Could you repeat the records below exactly, leaving out any pictures?

* BEGIN Supplied material *

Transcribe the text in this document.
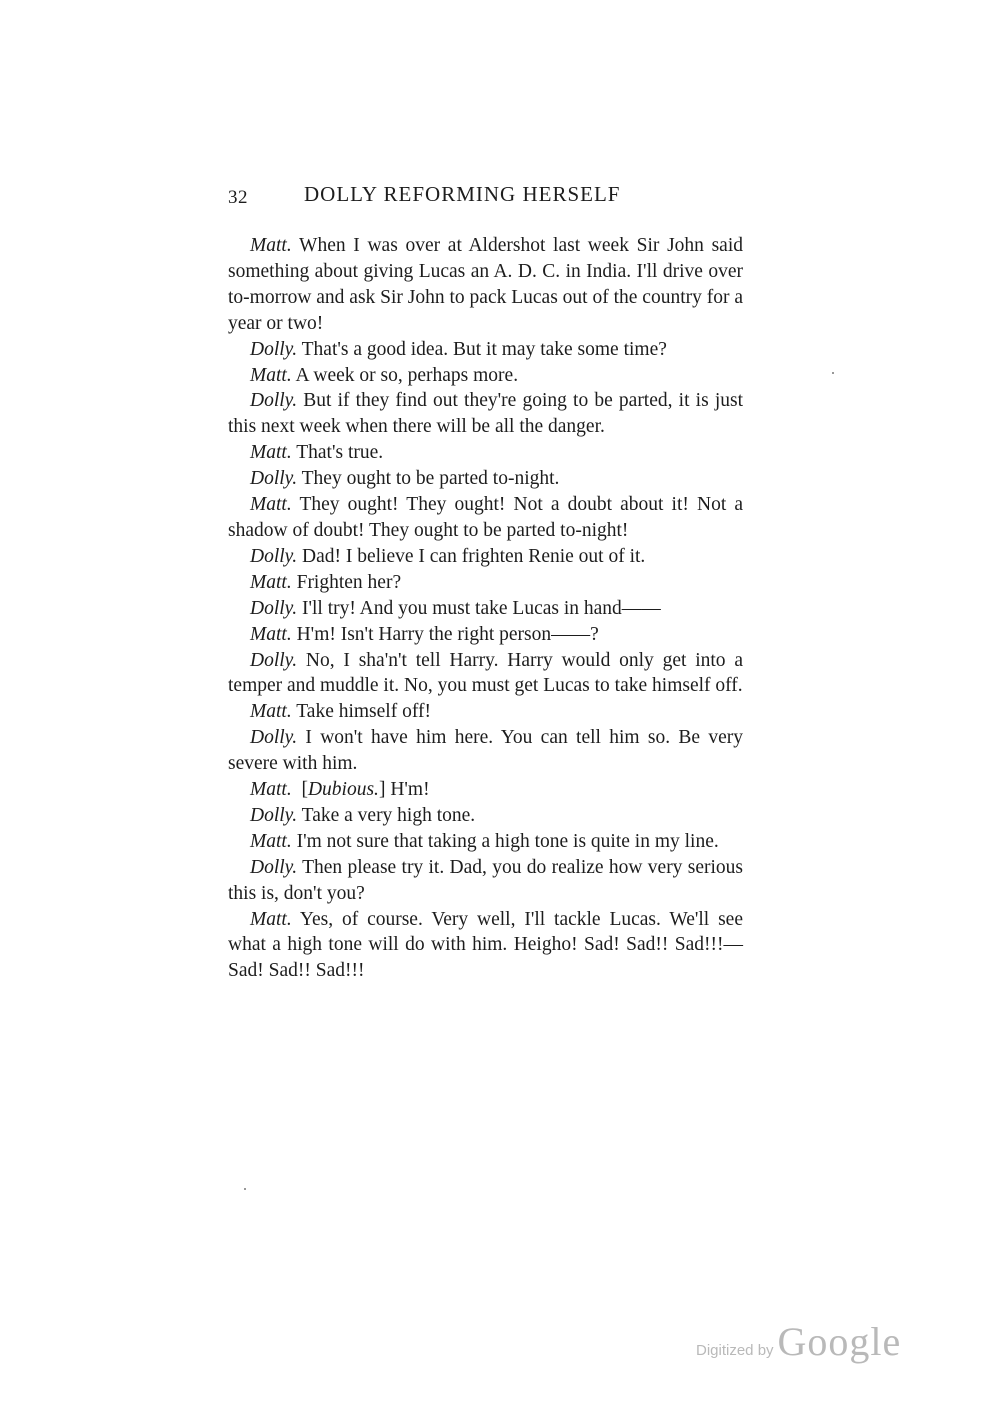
32	DOLLY REFORMING HERSELF

Matt. When I was over at Aldershot last week Sir John said something about giving Lucas an A. D. C. in India. I'll drive over to-morrow and ask Sir John to pack Lucas out of the country for a year or two!

Dolly. That's a good idea. But it may take some time?

Matt. A week or so, perhaps more.

Dolly. But if they find out they're going to be parted, it is just this next week when there will be all the danger.

Matt. That's true.

Dolly. They ought to be parted to-night.

Matt. They ought! They ought! Not a doubt about it! Not a shadow of doubt! They ought to be parted to-night!

Dolly. Dad! I believe I can frighten Renie out of it.

Matt. Frighten her?

Dolly. I'll try! And you must take Lucas in hand——

Matt. H'm! Isn't Harry the right person——?

Dolly. No, I sha'n't tell Harry. Harry would only get into a temper and muddle it. No, you must get Lucas to take himself off.

Matt. Take himself off!

Dolly. I won't have him here. You can tell him so. Be very severe with him.

Matt. [Dubious.] H'm!

Dolly. Take a very high tone.

Matt. I'm not sure that taking a high tone is quite in my line.

Dolly. Then please try it. Dad, you do realize how very serious this is, don't you?

Matt. Yes, of course. Very well, I'll tackle Lucas. We'll see what a high tone will do with him. Heigho! Sad! Sad!! Sad!!!—Sad! Sad!! Sad!!!

Digitized by Google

* END Supplied material *

■ **Written solution**
Transcribe the text in this document.
32	DOLLY REFORMING HERSELF

Matt. When I was over at Aldershot last week Sir John said something about giving Lucas an A. D. C. in India. I'll drive over to-morrow and ask Sir John to pack Lucas out of the country for a year or two!

Dolly. That's a good idea. But it may take some time?

Matt. A week or so, perhaps more.

Dolly. But if they find out they're going to be parted, it is just this next week when there will be all the danger.

Matt. That's true.

Dolly. They ought to be parted to-night.

Matt. They ought! They ought! Not a doubt about it! Not a shadow of doubt! They ought to be parted to-night!

Dolly. Dad! I believe I can frighten Renie out of it.

Matt. Frighten her?

Dolly. I'll try! And you must take Lucas in hand——

Matt. H'm! Isn't Harry the right person——?

Dolly. No, I sha'n't tell Harry. Harry would only get into a temper and muddle it. No, you must get Lucas to take himself off.

Matt. Take himself off!

Dolly. I won't have him here. You can tell him so. Be very severe with him.

Matt. [Dubious.] H'm!

Dolly. Take a very high tone.

Matt. I'm not sure that taking a high tone is quite in my line.

Dolly. Then please try it. Dad, you do realize how very serious this is, don't you?

Matt. Yes, of course. Very well, I'll tackle Lucas. We'll see what a high tone will do with him. Heigho! Sad! Sad!! Sad!!!—Sad! Sad!! Sad!!!

Digitized by Google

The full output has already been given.